- Stated problem
Quote the entries that follow exactly, leaving none out.

═══ Records for the task

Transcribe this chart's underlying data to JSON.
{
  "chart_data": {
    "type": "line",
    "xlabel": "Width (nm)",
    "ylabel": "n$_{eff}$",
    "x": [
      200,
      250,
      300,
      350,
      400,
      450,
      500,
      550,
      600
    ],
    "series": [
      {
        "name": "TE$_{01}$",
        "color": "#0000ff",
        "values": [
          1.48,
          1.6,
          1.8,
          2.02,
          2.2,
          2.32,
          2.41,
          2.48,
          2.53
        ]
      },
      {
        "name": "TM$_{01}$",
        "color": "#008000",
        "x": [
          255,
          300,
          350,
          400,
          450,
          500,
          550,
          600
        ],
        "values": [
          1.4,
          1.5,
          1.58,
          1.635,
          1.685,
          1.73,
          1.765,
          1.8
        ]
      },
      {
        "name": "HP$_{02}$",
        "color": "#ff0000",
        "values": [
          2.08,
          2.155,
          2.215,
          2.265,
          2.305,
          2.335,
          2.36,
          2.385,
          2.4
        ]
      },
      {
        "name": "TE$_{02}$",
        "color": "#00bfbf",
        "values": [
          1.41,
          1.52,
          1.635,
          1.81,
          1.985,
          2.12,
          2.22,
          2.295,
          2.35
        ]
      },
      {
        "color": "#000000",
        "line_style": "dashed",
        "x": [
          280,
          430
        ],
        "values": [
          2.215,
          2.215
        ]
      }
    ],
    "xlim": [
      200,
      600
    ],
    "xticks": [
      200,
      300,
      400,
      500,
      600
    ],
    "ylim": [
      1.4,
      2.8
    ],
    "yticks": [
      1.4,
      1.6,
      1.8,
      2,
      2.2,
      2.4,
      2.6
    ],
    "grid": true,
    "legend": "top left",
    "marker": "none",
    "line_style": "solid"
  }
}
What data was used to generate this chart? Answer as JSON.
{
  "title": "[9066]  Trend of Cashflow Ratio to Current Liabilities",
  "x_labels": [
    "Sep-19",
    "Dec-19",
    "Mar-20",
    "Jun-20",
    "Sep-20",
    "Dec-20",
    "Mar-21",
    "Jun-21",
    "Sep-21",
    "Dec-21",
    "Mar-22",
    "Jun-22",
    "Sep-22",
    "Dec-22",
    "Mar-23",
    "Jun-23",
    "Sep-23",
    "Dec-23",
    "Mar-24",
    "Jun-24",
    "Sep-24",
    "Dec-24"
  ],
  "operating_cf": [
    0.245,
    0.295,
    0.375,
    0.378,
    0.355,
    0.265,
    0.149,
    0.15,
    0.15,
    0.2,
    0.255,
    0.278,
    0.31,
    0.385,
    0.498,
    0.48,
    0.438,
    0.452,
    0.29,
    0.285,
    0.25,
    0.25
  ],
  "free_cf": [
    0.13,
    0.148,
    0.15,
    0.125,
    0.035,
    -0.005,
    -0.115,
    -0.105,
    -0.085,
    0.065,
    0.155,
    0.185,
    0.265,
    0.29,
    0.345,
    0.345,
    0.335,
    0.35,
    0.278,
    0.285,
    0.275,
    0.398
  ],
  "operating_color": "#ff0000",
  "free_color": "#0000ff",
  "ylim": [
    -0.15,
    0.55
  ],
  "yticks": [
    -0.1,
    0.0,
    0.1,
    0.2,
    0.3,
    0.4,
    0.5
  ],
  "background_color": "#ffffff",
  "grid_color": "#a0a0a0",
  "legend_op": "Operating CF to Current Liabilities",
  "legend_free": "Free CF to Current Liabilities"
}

══════

- The completed task
Transcribe this chart's underlying data to JSON.
{
  "chart_data": {
    "type": "line",
    "xlabel": "Width (nm)",
    "ylabel": "n$_{eff}$",
    "x": [
      200,
      250,
      300,
      350,
      400,
      450,
      500,
      550,
      600
    ],
    "series": [
      {
        "name": "TE$_{01}$",
        "color": "#0000ff",
        "values": [
          1.48,
          1.6,
          1.8,
          2.02,
          2.2,
          2.32,
          2.41,
          2.48,
          2.53
        ]
      },
      {
        "name": "TM$_{01}$",
        "color": "#008000",
        "x": [
          255,
          300,
          350,
          400,
          450,
          500,
          550,
          600
        ],
        "values": [
          1.4,
          1.5,
          1.58,
          1.635,
          1.685,
          1.73,
          1.765,
          1.8
        ]
      },
      {
        "name": "HP$_{02}$",
        "color": "#ff0000",
        "values": [
          2.08,
          2.155,
          2.215,
          2.265,
          2.305,
          2.335,
          2.36,
          2.385,
          2.4
        ]
      },
      {
        "name": "TE$_{02}$",
        "color": "#00bfbf",
        "values": [
          1.41,
          1.52,
          1.635,
          1.81,
          1.985,
          2.12,
          2.22,
          2.295,
          2.35
        ]
      },
      {
        "color": "#000000",
        "line_style": "dashed",
        "x": [
          280,
          430
        ],
        "values": [
          2.215,
          2.215
        ]
      }
    ],
    "xlim": [
      200,
      600
    ],
    "xticks": [
      200,
      300,
      400,
      500,
      600
    ],
    "ylim": [
      1.4,
      2.8
    ],
    "yticks": [
      1.4,
      1.6,
      1.8,
      2,
      2.2,
      2.4,
      2.6
    ],
    "grid": true,
    "legend": "top left",
    "marker": "none",
    "line_style": "solid"
  }
}
What data was used to generate this chart? Answer as JSON.
{
  "title": "[9066]  Trend of Cashflow Ratio to Current Liabilities",
  "x_labels": [
    "Sep-19",
    "Dec-19",
    "Mar-20",
    "Jun-20",
    "Sep-20",
    "Dec-20",
    "Mar-21",
    "Jun-21",
    "Sep-21",
    "Dec-21",
    "Mar-22",
    "Jun-22",
    "Sep-22",
    "Dec-22",
    "Mar-23",
    "Jun-23",
    "Sep-23",
    "Dec-23",
    "Mar-24",
    "Jun-24",
    "Sep-24",
    "Dec-24"
  ],
  "operating_cf": [
    0.245,
    0.295,
    0.375,
    0.378,
    0.355,
    0.265,
    0.149,
    0.15,
    0.15,
    0.2,
    0.255,
    0.278,
    0.31,
    0.385,
    0.498,
    0.48,
    0.438,
    0.452,
    0.29,
    0.285,
    0.25,
    0.25
  ],
  "free_cf": [
    0.13,
    0.148,
    0.15,
    0.125,
    0.035,
    -0.005,
    -0.115,
    -0.105,
    -0.085,
    0.065,
    0.155,
    0.185,
    0.265,
    0.29,
    0.345,
    0.345,
    0.335,
    0.35,
    0.278,
    0.285,
    0.275,
    0.398
  ],
  "operating_color": "#ff0000",
  "free_color": "#0000ff",
  "ylim": [
    -0.15,
    0.55
  ],
  "yticks": [
    -0.1,
    0.0,
    0.1,
    0.2,
    0.3,
    0.4,
    0.5
  ],
  "background_color": "#ffffff",
  "grid_color": "#a0a0a0",
  "legend_op": "Operating CF to Current Liabilities",
  "legend_free": "Free CF to Current Liabilities"
}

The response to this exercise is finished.